SHORT PROBLEM: Every record must be repeated exactly; omit any pictures they contain.

Figure dataset records
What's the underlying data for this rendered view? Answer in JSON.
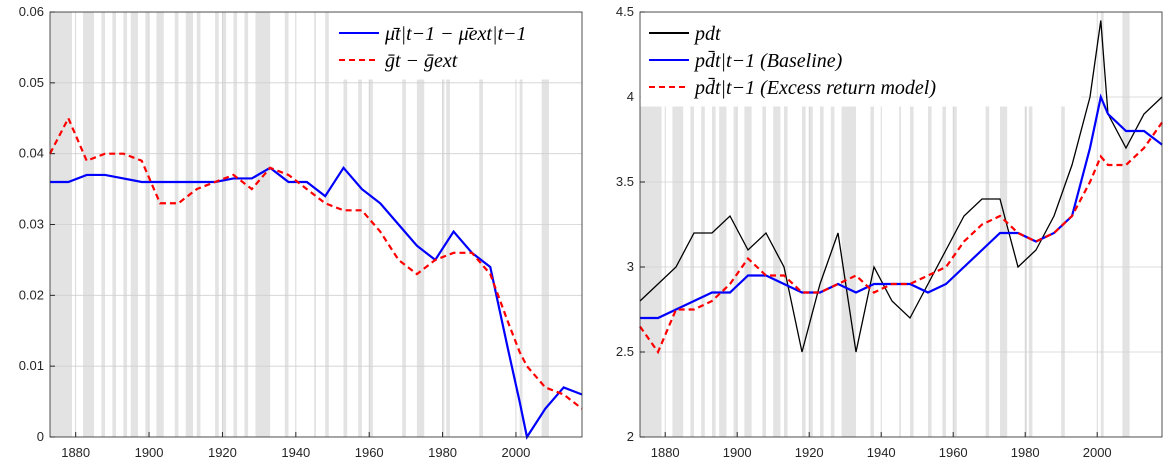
{
  "chart_data": [
    {
      "type": "line",
      "x": [
        1873,
        1878,
        1883,
        1888,
        1893,
        1898,
        1903,
        1908,
        1913,
        1918,
        1923,
        1928,
        1933,
        1938,
        1943,
        1948,
        1953,
        1958,
        1963,
        1968,
        1973,
        1978,
        1983,
        1988,
        1993,
        1998,
        2001,
        2003,
        2008,
        2013,
        2018
      ],
      "series": [
        {
          "name": "μ̄t|t−1 − μ̄ext|t−1",
          "color": "#0000ff",
          "linestyle": "solid",
          "values": [
            0.036,
            0.036,
            0.037,
            0.037,
            0.0365,
            0.036,
            0.036,
            0.036,
            0.036,
            0.036,
            0.0365,
            0.0365,
            0.038,
            0.036,
            0.036,
            0.034,
            0.038,
            0.035,
            0.033,
            0.03,
            0.027,
            0.025,
            0.029,
            0.026,
            0.024,
            0.012,
            0.005,
            0.0,
            0.004,
            0.007,
            0.006
          ]
        },
        {
          "name": "ḡt − ḡext",
          "color": "#ff0000",
          "linestyle": "dashed",
          "values": [
            0.04,
            0.045,
            0.039,
            0.04,
            0.04,
            0.039,
            0.033,
            0.033,
            0.035,
            0.036,
            0.037,
            0.035,
            0.038,
            0.037,
            0.035,
            0.033,
            0.032,
            0.032,
            0.029,
            0.025,
            0.023,
            0.025,
            0.026,
            0.026,
            0.023,
            0.016,
            0.012,
            0.01,
            0.007,
            0.006,
            0.004
          ]
        }
      ],
      "xlim": [
        1873,
        2018
      ],
      "xticks": [
        1880,
        1900,
        1920,
        1940,
        1960,
        1980,
        2000
      ],
      "ylim": [
        0,
        0.06
      ],
      "yticks": [
        0,
        0.01,
        0.02,
        0.03,
        0.04,
        0.05,
        0.06
      ],
      "grid": true,
      "legend": "upper right",
      "shade_color": "#e3e3e3",
      "shaded_periods": [
        [
          1873,
          1879
        ],
        [
          1882,
          1885
        ],
        [
          1887,
          1888
        ],
        [
          1890,
          1891
        ],
        [
          1893,
          1894
        ],
        [
          1895,
          1897
        ],
        [
          1899,
          1900
        ],
        [
          1902,
          1904
        ],
        [
          1907,
          1908
        ],
        [
          1910,
          1912
        ],
        [
          1913,
          1914
        ],
        [
          1918,
          1919
        ],
        [
          1920,
          1921
        ],
        [
          1923,
          1924
        ],
        [
          1926,
          1927
        ],
        [
          1929,
          1933
        ],
        [
          1937,
          1938
        ],
        [
          1945,
          1945.5
        ],
        [
          1948,
          1949
        ],
        [
          1953,
          1954
        ],
        [
          1957,
          1958
        ],
        [
          1960,
          1961
        ],
        [
          1969,
          1970
        ],
        [
          1973,
          1975
        ],
        [
          1980,
          1980.5
        ],
        [
          1981,
          1982
        ],
        [
          1990,
          1991
        ],
        [
          2001,
          2001.8
        ],
        [
          2007,
          2009
        ]
      ]
    },
    {
      "type": "line",
      "x": [
        1873,
        1878,
        1883,
        1888,
        1893,
        1898,
        1903,
        1908,
        1913,
        1918,
        1923,
        1928,
        1933,
        1938,
        1943,
        1948,
        1953,
        1958,
        1963,
        1968,
        1973,
        1978,
        1983,
        1988,
        1993,
        1998,
        2001,
        2003,
        2008,
        2013,
        2018
      ],
      "series": [
        {
          "name": "pdt",
          "color": "#000000",
          "linestyle": "solid",
          "values": [
            2.8,
            2.9,
            3.0,
            3.2,
            3.2,
            3.3,
            3.1,
            3.2,
            3.0,
            2.5,
            2.9,
            3.2,
            2.5,
            3.0,
            2.8,
            2.7,
            2.9,
            3.1,
            3.3,
            3.4,
            3.4,
            3.0,
            3.1,
            3.3,
            3.6,
            4.0,
            4.45,
            3.9,
            3.7,
            3.9,
            4.0
          ]
        },
        {
          "name": "pd̄t|t−1 (Baseline)",
          "color": "#0000ff",
          "linestyle": "solid",
          "values": [
            2.7,
            2.7,
            2.75,
            2.8,
            2.85,
            2.85,
            2.95,
            2.95,
            2.9,
            2.85,
            2.85,
            2.9,
            2.85,
            2.9,
            2.9,
            2.9,
            2.85,
            2.9,
            3.0,
            3.1,
            3.2,
            3.2,
            3.15,
            3.2,
            3.3,
            3.7,
            4.0,
            3.9,
            3.8,
            3.8,
            3.72
          ]
        },
        {
          "name": "pd̄t|t−1 (Excess return model)",
          "color": "#ff0000",
          "linestyle": "dashed",
          "values": [
            2.65,
            2.5,
            2.75,
            2.75,
            2.8,
            2.9,
            3.05,
            2.95,
            2.95,
            2.85,
            2.85,
            2.9,
            2.95,
            2.85,
            2.9,
            2.9,
            2.95,
            3.0,
            3.15,
            3.25,
            3.3,
            3.2,
            3.15,
            3.2,
            3.3,
            3.5,
            3.65,
            3.6,
            3.6,
            3.7,
            3.85
          ]
        }
      ],
      "xlim": [
        1873,
        2018
      ],
      "xticks": [
        1880,
        1900,
        1920,
        1940,
        1960,
        1980,
        2000
      ],
      "ylim": [
        2,
        4.5
      ],
      "yticks": [
        2,
        2.5,
        3,
        3.5,
        4,
        4.5
      ],
      "grid": true,
      "legend": "upper left",
      "shade_color": "#e3e3e3",
      "shaded_periods": [
        [
          1873,
          1879
        ],
        [
          1882,
          1885
        ],
        [
          1887,
          1888
        ],
        [
          1890,
          1891
        ],
        [
          1893,
          1894
        ],
        [
          1895,
          1897
        ],
        [
          1899,
          1900
        ],
        [
          1902,
          1904
        ],
        [
          1907,
          1908
        ],
        [
          1910,
          1912
        ],
        [
          1913,
          1914
        ],
        [
          1918,
          1919
        ],
        [
          1920,
          1921
        ],
        [
          1923,
          1924
        ],
        [
          1926,
          1927
        ],
        [
          1929,
          1933
        ],
        [
          1937,
          1938
        ],
        [
          1945,
          1945.5
        ],
        [
          1948,
          1949
        ],
        [
          1953,
          1954
        ],
        [
          1957,
          1958
        ],
        [
          1960,
          1961
        ],
        [
          1969,
          1970
        ],
        [
          1973,
          1975
        ],
        [
          1980,
          1980.5
        ],
        [
          1981,
          1982
        ],
        [
          1990,
          1991
        ],
        [
          2001,
          2001.8
        ],
        [
          2007,
          2009
        ]
      ]
    }
  ]
}
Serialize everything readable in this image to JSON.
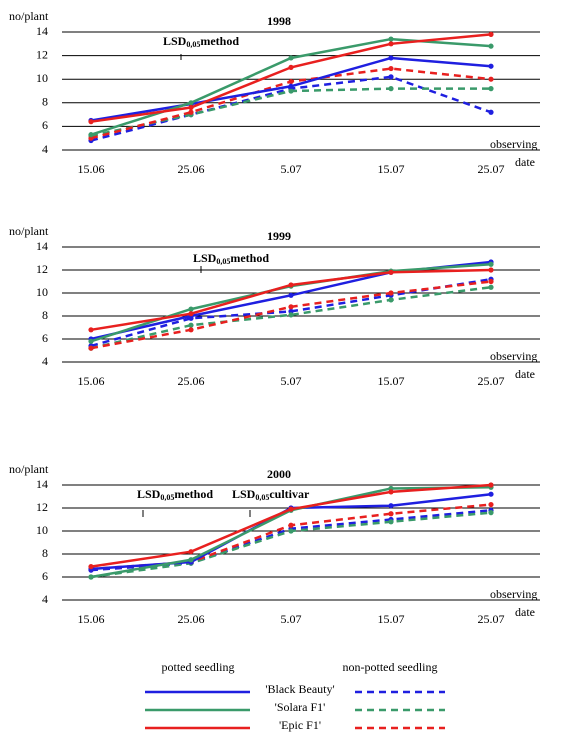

WRITTEN RESPONSE:
What's the underlying data for this rendered view? Answer in JSON.
{
  "chart_data": [
    {
      "type": "line",
      "x": [
        1873,
        1878,
        1883,
        1888,
        1893,
        1898,
        1903,
        1908,
        1913,
        1918,
        1923,
        1928,
        1933,
        1938,
        1943,
        1948,
        1953,
        1958,
        1963,
        1968,
        1973,
        1978,
        1983,
        1988,
        1993,
        1998,
        2001,
        2003,
        2008,
        2013,
        2018
      ],
      "series": [
        {
          "name": "μ̄t|t−1 − μ̄ext|t−1",
          "color": "#0000ff",
          "linestyle": "solid",
          "values": [
            0.036,
            0.036,
            0.037,
            0.037,
            0.0365,
            0.036,
            0.036,
            0.036,
            0.036,
            0.036,
            0.0365,
            0.0365,
            0.038,
            0.036,
            0.036,
            0.034,
            0.038,
            0.035,
            0.033,
            0.03,
            0.027,
            0.025,
            0.029,
            0.026,
            0.024,
            0.012,
            0.005,
            0.0,
            0.004,
            0.007,
            0.006
          ]
        },
        {
          "name": "ḡt − ḡext",
          "color": "#ff0000",
          "linestyle": "dashed",
          "values": [
            0.04,
            0.045,
            0.039,
            0.04,
            0.04,
            0.039,
            0.033,
            0.033,
            0.035,
            0.036,
            0.037,
            0.035,
            0.038,
            0.037,
            0.035,
            0.033,
            0.032,
            0.032,
            0.029,
            0.025,
            0.023,
            0.025,
            0.026,
            0.026,
            0.023,
            0.016,
            0.012,
            0.01,
            0.007,
            0.006,
            0.004
          ]
        }
      ],
      "xlim": [
        1873,
        2018
      ],
      "xticks": [
        1880,
        1900,
        1920,
        1940,
        1960,
        1980,
        2000
      ],
      "ylim": [
        0,
        0.06
      ],
      "yticks": [
        0,
        0.01,
        0.02,
        0.03,
        0.04,
        0.05,
        0.06
      ],
      "grid": true,
      "legend": "upper right",
      "shade_color": "#e3e3e3",
      "shaded_periods": [
        [
          1873,
          1879
        ],
        [
          1882,
          1885
        ],
        [
          1887,
          1888
        ],
        [
          1890,
          1891
        ],
        [
          1893,
          1894
        ],
        [
          1895,
          1897
        ],
        [
          1899,
          1900
        ],
        [
          1902,
          1904
        ],
        [
          1907,
          1908
        ],
        [
          1910,
          1912
        ],
        [
          1913,
          1914
        ],
        [
          1918,
          1919
        ],
        [
          1920,
          1921
        ],
        [
          1923,
          1924
        ],
        [
          1926,
          1927
        ],
        [
          1929,
          1933
        ],
        [
          1937,
          1938
        ],
        [
          1945,
          1945.5
        ],
        [
          1948,
          1949
        ],
        [
          1953,
          1954
        ],
        [
          1957,
          1958
        ],
        [
          1960,
          1961
        ],
        [
          1969,
          1970
        ],
        [
          1973,
          1975
        ],
        [
          1980,
          1980.5
        ],
        [
          1981,
          1982
        ],
        [
          1990,
          1991
        ],
        [
          2001,
          2001.8
        ],
        [
          2007,
          2009
        ]
      ]
    },
    {
      "type": "line",
      "x": [
        1873,
        1878,
        1883,
        1888,
        1893,
        1898,
        1903,
        1908,
        1913,
        1918,
        1923,
        1928,
        1933,
        1938,
        1943,
        1948,
        1953,
        1958,
        1963,
        1968,
        1973,
        1978,
        1983,
        1988,
        1993,
        1998,
        2001,
        2003,
        2008,
        2013,
        2018
      ],
      "series": [
        {
          "name": "pdt",
          "color": "#000000",
          "linestyle": "solid",
          "values": [
            2.8,
            2.9,
            3.0,
            3.2,
            3.2,
            3.3,
            3.1,
            3.2,
            3.0,
            2.5,
            2.9,
            3.2,
            2.5,
            3.0,
            2.8,
            2.7,
            2.9,
            3.1,
            3.3,
            3.4,
            3.4,
            3.0,
            3.1,
            3.3,
            3.6,
            4.0,
            4.45,
            3.9,
            3.7,
            3.9,
            4.0
          ]
        },
        {
          "name": "pd̄t|t−1 (Baseline)",
          "color": "#0000ff",
          "linestyle": "solid",
          "values": [
            2.7,
            2.7,
            2.75,
            2.8,
            2.85,
            2.85,
            2.95,
            2.95,
            2.9,
            2.85,
            2.85,
            2.9,
            2.85,
            2.9,
            2.9,
            2.9,
            2.85,
            2.9,
            3.0,
            3.1,
            3.2,
            3.2,
            3.15,
            3.2,
            3.3,
            3.7,
            4.0,
            3.9,
            3.8,
            3.8,
            3.72
          ]
        },
        {
          "name": "pd̄t|t−1 (Excess return model)",
          "color": "#ff0000",
          "linestyle": "dashed",
          "values": [
            2.65,
            2.5,
            2.75,
            2.75,
            2.8,
            2.9,
            3.05,
            2.95,
            2.95,
            2.85,
            2.85,
            2.9,
            2.95,
            2.85,
            2.9,
            2.9,
            2.95,
            3.0,
            3.15,
            3.25,
            3.3,
            3.2,
            3.15,
            3.2,
            3.3,
            3.5,
            3.65,
            3.6,
            3.6,
            3.7,
            3.85
          ]
        }
      ],
      "xlim": [
        1873,
        2018
      ],
      "xticks": [
        1880,
        1900,
        1920,
        1940,
        1960,
        1980,
        2000
      ],
      "ylim": [
        2,
        4.5
      ],
      "yticks": [
        2,
        2.5,
        3,
        3.5,
        4,
        4.5
      ],
      "grid": true,
      "legend": "upper left",
      "shade_color": "#e3e3e3",
      "shaded_periods": [
        [
          1873,
          1879
        ],
        [
          1882,
          1885
        ],
        [
          1887,
          1888
        ],
        [
          1890,
          1891
        ],
        [
          1893,
          1894
        ],
        [
          1895,
          1897
        ],
        [
          1899,
          1900
        ],
        [
          1902,
          1904
        ],
        [
          1907,
          1908
        ],
        [
          1910,
          1912
        ],
        [
          1913,
          1914
        ],
        [
          1918,
          1919
        ],
        [
          1920,
          1921
        ],
        [
          1923,
          1924
        ],
        [
          1926,
          1927
        ],
        [
          1929,
          1933
        ],
        [
          1937,
          1938
        ],
        [
          1945,
          1945.5
        ],
        [
          1948,
          1949
        ],
        [
          1953,
          1954
        ],
        [
          1957,
          1958
        ],
        [
          1960,
          1961
        ],
        [
          1969,
          1970
        ],
        [
          1973,
          1975
        ],
        [
          1980,
          1980.5
        ],
        [
          1981,
          1982
        ],
        [
          1990,
          1991
        ],
        [
          2001,
          2001.8
        ],
        [
          2007,
          2009
        ]
      ]
    }
  ]
}
Serialize everything readable in this image to JSON.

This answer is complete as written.